◆ EXERCISE DETAILS
Reproduce the material below verbatim, line for line, and omit the pictures from your output.
******************************
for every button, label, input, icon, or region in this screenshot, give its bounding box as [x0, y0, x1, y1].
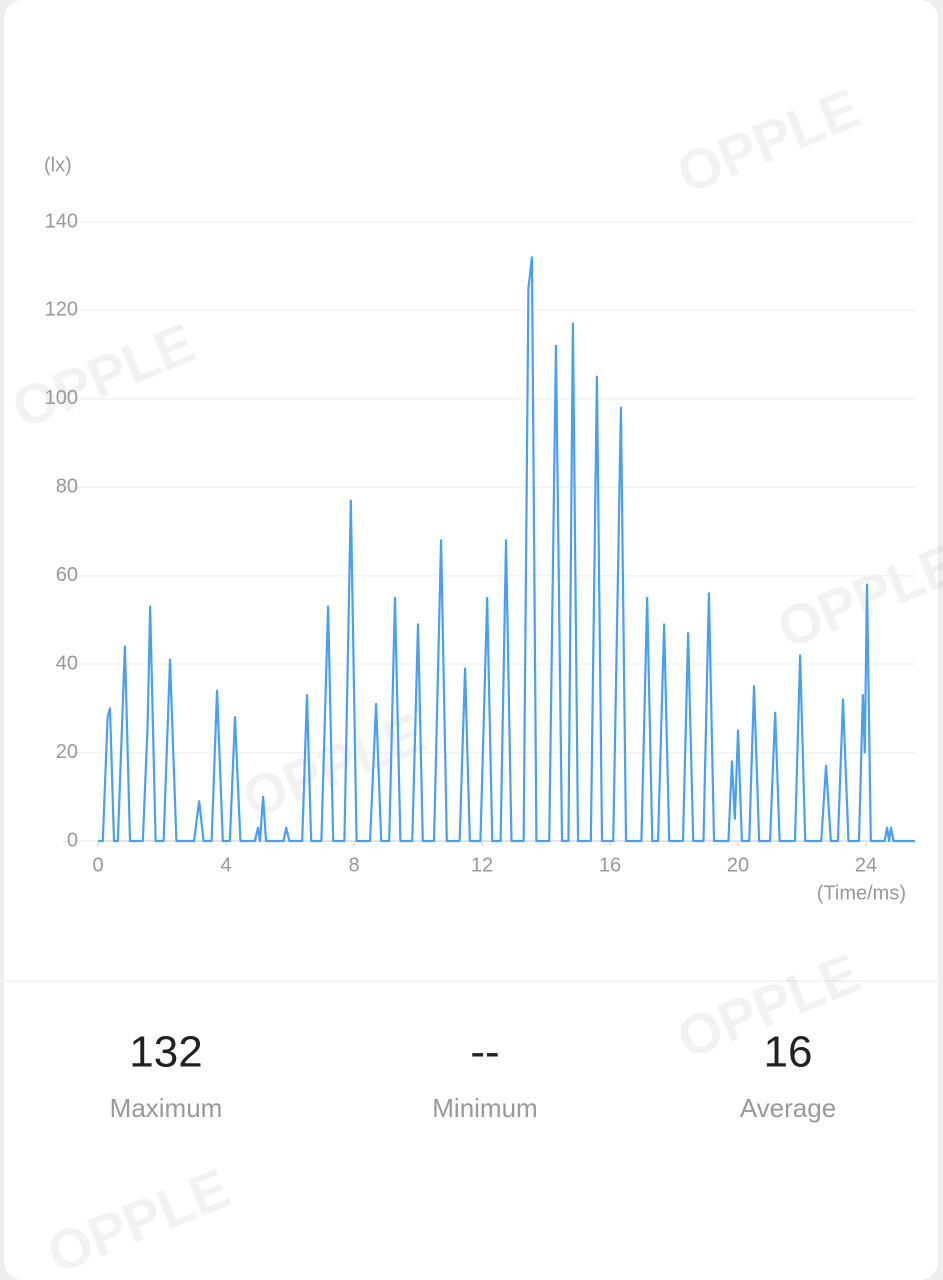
stat-label: Minimum: [432, 1093, 537, 1123]
watermark: OPPLE: [768, 531, 943, 661]
x-tick-label: 8: [348, 854, 359, 876]
stat-value: 16: [764, 1028, 813, 1077]
y-tick-label: 40: [56, 652, 78, 674]
y-tick-label: 120: [45, 299, 78, 321]
stat-value: --: [470, 1028, 499, 1077]
y-tick-label: 80: [56, 476, 78, 498]
stat-label: Maximum: [110, 1093, 223, 1123]
x-axis-label: (Time/ms): [817, 882, 906, 904]
watermark: OPPLE: [3, 311, 203, 441]
x-tick-label: 24: [855, 854, 877, 876]
stat-label: Average: [740, 1093, 836, 1123]
y-tick-label: 100: [45, 387, 78, 409]
x-tick-label: 12: [471, 854, 493, 876]
y-tick-label: 20: [56, 741, 78, 763]
x-tick-label: 16: [599, 854, 621, 876]
watermark: OPPLE: [668, 76, 868, 206]
y-tick-label: 60: [56, 564, 78, 586]
x-tick-label: 4: [220, 854, 231, 876]
stat-value: 132: [129, 1028, 202, 1077]
data-line: [98, 256, 915, 843]
y-tick-label: 0: [67, 829, 78, 851]
y-tick-label: 140: [45, 210, 78, 232]
y-axis-label: (lx): [44, 154, 72, 176]
x-tick-label: 20: [727, 854, 749, 876]
card: [4, 0, 938, 1280]
x-tick-label: 0: [92, 854, 103, 876]
watermark: OPPLE: [38, 1156, 238, 1280]
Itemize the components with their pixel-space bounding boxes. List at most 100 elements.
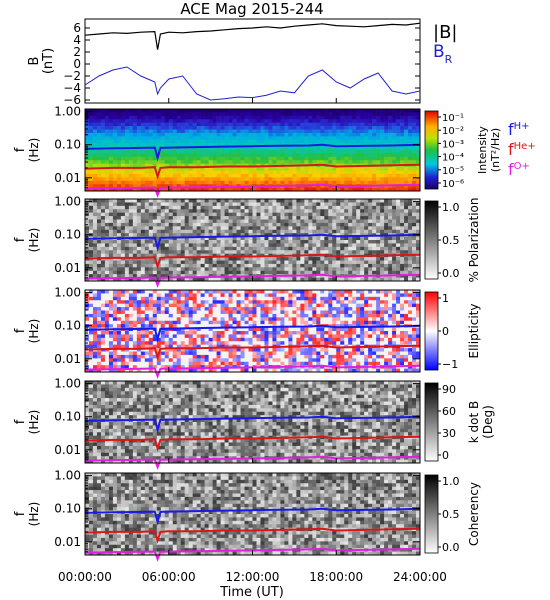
y-tick-label: 0.10 — [54, 319, 81, 333]
y-axis-label: B — [27, 57, 42, 66]
f-o-line — [84, 364, 421, 379]
f-he-line — [84, 344, 421, 361]
spectrogram — [85, 381, 421, 464]
y-tick-label: 0.10 — [54, 228, 81, 242]
f-o-line — [84, 547, 421, 562]
colorbar-tick-label: 10⁻⁴ — [442, 153, 464, 164]
colorbar-tick-label: 10⁻¹ — [442, 113, 464, 124]
f-o-line — [84, 273, 421, 288]
y-axis-label: f — [13, 419, 28, 424]
panel-polarization: 1.00 0.10 0.01 f (Hz) 1.0 0.5 0.0 % Polarization — [13, 195, 481, 288]
x-tick-label: 18:00:00 — [309, 570, 363, 584]
f-h-line — [84, 507, 421, 526]
f-he-line — [84, 435, 421, 452]
legend-f-o: fO+ — [508, 160, 530, 179]
colorbar-label: k dot B — [467, 401, 481, 443]
colorbar-tick-label: 1.0 — [442, 201, 460, 214]
f-he-line — [84, 163, 421, 180]
plot-frame — [84, 18, 421, 104]
y-axis-label-unit: (Hz) — [27, 410, 41, 435]
y-tick-label: 0 — [73, 57, 81, 71]
x-tick-label: 06:00:00 — [142, 570, 196, 584]
colorbar-tick-label: 30 — [442, 427, 456, 440]
f-h-line — [84, 415, 421, 434]
panel-coherency: 1.00 0.10 0.01 f (Hz) 1.0 0.5 0.0 Coherency — [13, 469, 481, 562]
colorbar-label-unit: (Deg) — [481, 405, 495, 439]
y-axis-label-unit: (nT) — [41, 48, 56, 74]
x-axis-label: Time (UT) — [219, 585, 284, 600]
y-tick-label: 0.10 — [54, 502, 81, 516]
panel-k-dot-b: 1.00 0.10 0.01 f (Hz) 90 60 30 0 k dot B (Deg) — [13, 377, 495, 470]
legend-b-total: |B| — [433, 22, 457, 43]
colorbar-tick-label: 10⁻³ — [442, 139, 464, 150]
y-axis-label-unit: (Hz) — [27, 502, 41, 527]
colorbar — [424, 474, 439, 554]
y-tick-label: 1.00 — [54, 377, 81, 391]
y-tick-label: 0.01 — [54, 443, 81, 457]
y-tick-label: −4 — [63, 81, 81, 95]
colorbar-label: Ellipticity — [467, 304, 481, 359]
colorbar-tick-label: 10⁻⁵ — [442, 166, 464, 177]
colorbar-tick-label: −1 — [442, 358, 458, 371]
y-tick-label: 0.01 — [54, 535, 81, 549]
colorbar-tick-label: 10⁻⁶ — [442, 179, 464, 190]
x-tick-label: 24:00:00 — [393, 570, 447, 584]
y-axis-label-unit: (Hz) — [27, 138, 41, 163]
colorbar-tick-label: 10⁻² — [442, 126, 464, 137]
spectrogram — [85, 109, 421, 192]
y-tick-label: 0.01 — [54, 171, 81, 185]
colorbar-tick-label: 0.0 — [442, 267, 460, 280]
colorbar-label: Coherency — [467, 482, 481, 546]
f-he-line — [84, 527, 421, 544]
colorbar — [424, 110, 439, 190]
colorbar-tick-label: 0 — [442, 449, 449, 462]
colorbar-tick-label: 1.0 — [442, 475, 460, 488]
y-axis-label: f — [13, 511, 28, 516]
colorbar-tick-label: 0.5 — [442, 234, 460, 247]
colorbar-tick-label: 0.0 — [442, 541, 460, 554]
legend-b-r: BR — [433, 42, 453, 66]
spectrogram — [85, 473, 421, 556]
y-axis-label: f — [13, 328, 28, 333]
y-tick-label: 1.00 — [54, 195, 81, 209]
b-r-line — [84, 66, 421, 101]
colorbar-tick-label: 90 — [442, 383, 456, 396]
x-axis: 00:00:00 06:00:00 12:00:00 18:00:00 24:00:00 — [58, 570, 447, 584]
x-tick-label: 12:00:00 — [226, 570, 280, 584]
f-h-line — [84, 324, 421, 343]
y-tick-label: −2 — [63, 69, 81, 83]
spectrogram — [85, 290, 421, 373]
y-tick-label: 0.01 — [54, 261, 81, 275]
y-tick-label: 1.00 — [54, 286, 81, 300]
y-axis-label: f — [13, 147, 28, 152]
y-tick-label: 1.00 — [54, 105, 81, 119]
y-tick-label: 6 — [73, 21, 81, 35]
f-h-line — [84, 143, 421, 162]
y-tick-label: 4 — [73, 33, 81, 47]
y-axis-label-unit: (Hz) — [27, 228, 41, 253]
figure-title: ACE Mag 2015-244 — [180, 0, 323, 18]
y-tick-label: 0.10 — [54, 410, 81, 424]
f-o-line — [84, 183, 421, 198]
panel-ellipticity: 1.00 0.10 0.01 f (Hz) 1 0 −1 Ellipticity — [13, 286, 481, 379]
colorbar-label: % Polarization — [467, 198, 481, 283]
f-he-line — [84, 253, 421, 270]
colorbar-tick-label: 0.5 — [442, 508, 460, 521]
y-tick-label: 0.10 — [54, 138, 81, 152]
legend-f-h: fH+ — [508, 120, 530, 139]
y-tick-label: 2 — [73, 45, 81, 59]
spectral-panels: 1.000.100.01f (Hz)10⁻¹10⁻²10⁻³10⁻⁴10⁻⁵10⁻… — [13, 105, 536, 562]
colorbar-tick-label: 60 — [442, 405, 456, 418]
legend-f-he: fHe+ — [508, 140, 536, 159]
spectrogram — [85, 199, 421, 282]
b-total-line — [84, 22, 421, 50]
colorbar-label: Intensity — [476, 126, 489, 174]
f-h-line — [84, 233, 421, 252]
f-o-line — [84, 455, 421, 470]
x-tick-label: 00:00:00 — [58, 570, 112, 584]
colorbar — [424, 382, 439, 462]
colorbar-tick-label: 1 — [442, 292, 449, 305]
y-axis-label-unit: (Hz) — [27, 319, 41, 344]
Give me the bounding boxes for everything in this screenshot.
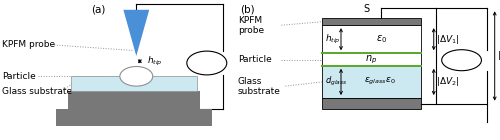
******************************
◆ RESULT FOR THIS TASK
for every button, label, input, icon, or region in this screenshot, give its bounding box as [x0, y0, x1, y1].
stat-label: Minimum: [432, 1093, 537, 1123]
watermark: OPPLE: [768, 531, 943, 661]
x-tick-label: 8: [348, 854, 359, 876]
stat-value: 16: [764, 1028, 813, 1077]
y-tick-label: 40: [56, 652, 78, 674]
y-tick-label: 120: [45, 299, 78, 321]
stat-value: --: [470, 1028, 499, 1077]
y-tick-label: 80: [56, 476, 78, 498]
stat-label: Maximum: [110, 1093, 223, 1123]
x-axis-label: (Time/ms): [817, 882, 906, 904]
watermark: OPPLE: [3, 311, 203, 441]
x-tick-label: 24: [855, 854, 877, 876]
stat-label: Average: [740, 1093, 836, 1123]
y-tick-label: 100: [45, 387, 78, 409]
x-tick-label: 12: [471, 854, 493, 876]
y-tick-label: 20: [56, 741, 78, 763]
x-tick-label: 16: [599, 854, 621, 876]
watermark: OPPLE: [668, 76, 868, 206]
y-tick-label: 60: [56, 564, 78, 586]
x-tick-label: 4: [220, 854, 231, 876]
stat-value: 132: [129, 1028, 202, 1077]
data-line: [98, 256, 915, 843]
y-tick-label: 0: [67, 829, 78, 851]
y-tick-label: 140: [45, 210, 78, 232]
y-axis-label: (lx): [44, 154, 72, 176]
x-tick-label: 20: [727, 854, 749, 876]
card: [4, 0, 938, 1280]
x-tick-label: 0: [92, 854, 103, 876]
watermark: OPPLE: [38, 1156, 238, 1280]
Itemize the components with their pixel-space bounding boxes. List at most 100 elements.
y-tick-label: 0.10 — [54, 319, 81, 333]
y-axis-label: B — [27, 57, 42, 66]
f-o-line — [84, 364, 421, 379]
f-he-line — [84, 344, 421, 361]
spectrogram — [85, 381, 421, 464]
y-tick-label: 0.10 — [54, 228, 81, 242]
f-o-line — [84, 547, 421, 562]
colorbar-tick-label: 10⁻⁴ — [442, 153, 464, 164]
colorbar-tick-label: 10⁻¹ — [442, 113, 464, 124]
f-o-line — [84, 273, 421, 288]
y-axis-label: f — [13, 419, 28, 424]
panel-polarization: 1.00 0.10 0.01 f (Hz) 1.0 0.5 0.0 % Polarization — [13, 195, 481, 288]
x-tick-label: 18:00:00 — [309, 570, 363, 584]
f-h-line — [84, 507, 421, 526]
f-he-line — [84, 435, 421, 452]
legend-f-o: fO+ — [508, 160, 530, 179]
colorbar-label: k dot B — [467, 401, 481, 443]
colorbar-tick-label: 1.0 — [442, 201, 460, 214]
f-he-line — [84, 163, 421, 180]
plot-frame — [84, 18, 421, 104]
y-axis-label-unit: (Hz) — [27, 410, 41, 435]
y-tick-label: 0 — [73, 57, 81, 71]
x-tick-label: 06:00:00 — [142, 570, 196, 584]
colorbar-tick-label: 30 — [442, 427, 456, 440]
f-h-line — [84, 415, 421, 434]
panel-coherency: 1.00 0.10 0.01 f (Hz) 1.0 0.5 0.0 Coherency — [13, 469, 481, 562]
colorbar-label-unit: (Deg) — [481, 405, 495, 439]
y-axis-label-unit: (nT) — [41, 48, 56, 74]
x-axis-label: Time (UT) — [219, 585, 284, 600]
y-tick-label: 0.10 — [54, 502, 81, 516]
panel-k-dot-b: 1.00 0.10 0.01 f (Hz) 90 60 30 0 k dot B (Deg) — [13, 377, 495, 470]
legend-b-total: |B| — [433, 22, 457, 43]
colorbar-tick-label: 10⁻³ — [442, 139, 464, 150]
y-axis-label-unit: (Hz) — [27, 502, 41, 527]
colorbar — [424, 474, 439, 554]
y-tick-label: 1.00 — [54, 377, 81, 391]
y-tick-label: 0.01 — [54, 443, 81, 457]
y-tick-label: −4 — [63, 81, 81, 95]
colorbar-label: Ellipticity — [467, 304, 481, 359]
colorbar-tick-label: 10⁻⁵ — [442, 166, 464, 177]
colorbar-tick-label: −1 — [442, 358, 458, 371]
y-tick-label: 0.01 — [54, 535, 81, 549]
colorbar-tick-label: 10⁻⁶ — [442, 179, 464, 190]
x-tick-label: 24:00:00 — [393, 570, 447, 584]
y-axis-label-unit: (Hz) — [27, 138, 41, 163]
colorbar-tick-label: 10⁻² — [442, 126, 464, 137]
spectrogram — [85, 109, 421, 192]
y-tick-label: 0.01 — [54, 171, 81, 185]
colorbar-tick-label: 0.0 — [442, 267, 460, 280]
colorbar-label: Coherency — [467, 482, 481, 546]
f-he-line — [84, 527, 421, 544]
colorbar — [424, 110, 439, 190]
colorbar-tick-label: 0 — [442, 449, 449, 462]
colorbar-tick-label: 1.0 — [442, 475, 460, 488]
y-axis-label: f — [13, 511, 28, 516]
colorbar-tick-label: 0.5 — [442, 234, 460, 247]
colorbar-tick-label: 0.0 — [442, 541, 460, 554]
legend-b-r: BR — [433, 42, 453, 66]
spectrogram — [85, 473, 421, 556]
y-axis-label: f — [13, 328, 28, 333]
y-tick-label: 1.00 — [54, 195, 81, 209]
b-r-line — [84, 66, 421, 101]
colorbar-tick-label: 90 — [442, 383, 456, 396]
x-axis: 00:00:00 06:00:00 12:00:00 18:00:00 24:00:00 — [58, 570, 447, 584]
x-tick-label: 12:00:00 — [226, 570, 280, 584]
f-h-line — [84, 324, 421, 343]
y-tick-label: −2 — [63, 69, 81, 83]
spectrogram — [85, 290, 421, 373]
y-tick-label: 0.01 — [54, 261, 81, 275]
y-tick-label: 1.00 — [54, 286, 81, 300]
y-axis-label: f — [13, 147, 28, 152]
y-tick-label: 1.00 — [54, 105, 81, 119]
y-tick-label: 6 — [73, 21, 81, 35]
f-h-line — [84, 143, 421, 162]
y-tick-label: 4 — [73, 33, 81, 47]
y-axis-label-unit: (Hz) — [27, 228, 41, 253]
figure-title: ACE Mag 2015-244 — [180, 0, 323, 18]
y-tick-label: 0.10 — [54, 410, 81, 424]
f-o-line — [84, 183, 421, 198]
panel-ellipticity: 1.00 0.10 0.01 f (Hz) 1 0 −1 Ellipticity — [13, 286, 481, 379]
colorbar-label: % Polarization — [467, 198, 481, 283]
f-he-line — [84, 253, 421, 270]
colorbar-tick-label: 0.5 — [442, 508, 460, 521]
y-tick-label: 0.10 — [54, 138, 81, 152]
legend-f-h: fH+ — [508, 120, 530, 139]
y-tick-label: 2 — [73, 45, 81, 59]
spectral-panels: 1.000.100.01f (Hz)10⁻¹10⁻²10⁻³10⁻⁴10⁻⁵10⁻… — [13, 105, 536, 562]
colorbar-tick-label: 60 — [442, 405, 456, 418]
legend-f-he: fHe+ — [508, 140, 536, 159]
spectrogram — [85, 199, 421, 282]
b-total-line — [84, 22, 421, 50]
colorbar-label: Intensity — [476, 126, 489, 174]
f-h-line — [84, 233, 421, 252]
f-o-line — [84, 455, 421, 470]
x-tick-label: 00:00:00 — [58, 570, 112, 584]
colorbar — [424, 382, 439, 462]
colorbar-tick-label: 1 — [442, 292, 449, 305]
y-axis-label-unit: (Hz) — [27, 319, 41, 344]
Give me the bounding boxes for everything in this screenshot.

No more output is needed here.